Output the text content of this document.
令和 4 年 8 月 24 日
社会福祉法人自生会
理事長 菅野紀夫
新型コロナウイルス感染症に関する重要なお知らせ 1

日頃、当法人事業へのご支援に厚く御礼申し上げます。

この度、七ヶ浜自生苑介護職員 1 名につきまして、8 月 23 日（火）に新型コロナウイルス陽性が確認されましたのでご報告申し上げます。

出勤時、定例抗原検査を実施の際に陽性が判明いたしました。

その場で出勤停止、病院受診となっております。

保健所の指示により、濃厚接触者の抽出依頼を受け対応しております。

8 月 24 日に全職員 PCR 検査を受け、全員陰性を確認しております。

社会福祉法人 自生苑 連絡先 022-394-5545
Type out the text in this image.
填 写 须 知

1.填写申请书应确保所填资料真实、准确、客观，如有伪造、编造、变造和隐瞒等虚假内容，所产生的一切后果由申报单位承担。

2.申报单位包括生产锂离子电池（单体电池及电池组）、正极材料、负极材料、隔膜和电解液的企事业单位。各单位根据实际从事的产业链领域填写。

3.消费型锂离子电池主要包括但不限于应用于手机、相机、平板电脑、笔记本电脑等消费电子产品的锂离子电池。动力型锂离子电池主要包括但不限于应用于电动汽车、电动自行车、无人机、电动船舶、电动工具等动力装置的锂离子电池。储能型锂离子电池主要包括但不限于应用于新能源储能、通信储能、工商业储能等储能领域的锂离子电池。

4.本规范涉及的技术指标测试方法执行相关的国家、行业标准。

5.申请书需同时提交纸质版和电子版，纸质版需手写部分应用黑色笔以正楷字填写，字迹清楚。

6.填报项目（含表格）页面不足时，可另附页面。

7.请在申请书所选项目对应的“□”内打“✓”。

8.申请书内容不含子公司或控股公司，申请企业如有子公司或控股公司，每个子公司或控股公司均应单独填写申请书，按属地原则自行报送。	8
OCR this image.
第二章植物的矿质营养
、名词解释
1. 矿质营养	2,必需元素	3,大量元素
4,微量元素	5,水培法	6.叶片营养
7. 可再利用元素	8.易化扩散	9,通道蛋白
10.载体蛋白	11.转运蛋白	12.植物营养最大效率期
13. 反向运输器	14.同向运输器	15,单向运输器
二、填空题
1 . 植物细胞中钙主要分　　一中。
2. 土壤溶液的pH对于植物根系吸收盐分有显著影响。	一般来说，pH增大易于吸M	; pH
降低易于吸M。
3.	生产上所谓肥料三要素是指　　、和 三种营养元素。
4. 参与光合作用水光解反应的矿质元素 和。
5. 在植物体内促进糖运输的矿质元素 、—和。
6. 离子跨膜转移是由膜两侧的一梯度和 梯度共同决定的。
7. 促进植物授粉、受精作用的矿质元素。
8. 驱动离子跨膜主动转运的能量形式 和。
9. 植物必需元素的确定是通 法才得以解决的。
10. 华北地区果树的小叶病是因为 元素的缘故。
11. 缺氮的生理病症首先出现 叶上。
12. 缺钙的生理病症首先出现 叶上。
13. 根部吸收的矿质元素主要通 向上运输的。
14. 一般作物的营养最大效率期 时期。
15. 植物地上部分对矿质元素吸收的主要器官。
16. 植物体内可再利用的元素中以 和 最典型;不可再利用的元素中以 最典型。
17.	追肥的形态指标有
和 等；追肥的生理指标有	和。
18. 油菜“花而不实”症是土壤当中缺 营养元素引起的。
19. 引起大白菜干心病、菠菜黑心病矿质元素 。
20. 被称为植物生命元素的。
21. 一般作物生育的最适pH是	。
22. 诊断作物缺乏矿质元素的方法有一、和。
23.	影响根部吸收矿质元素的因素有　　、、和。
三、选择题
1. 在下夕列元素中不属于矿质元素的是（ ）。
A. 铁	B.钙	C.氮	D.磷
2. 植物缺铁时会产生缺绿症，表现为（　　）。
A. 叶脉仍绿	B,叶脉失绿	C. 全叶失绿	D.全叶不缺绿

++++++

The exercise:
Take every line above carrying "this" and return it.

Full answer:
Output the text content of this document.
Type out the text in this image.
OCR this image.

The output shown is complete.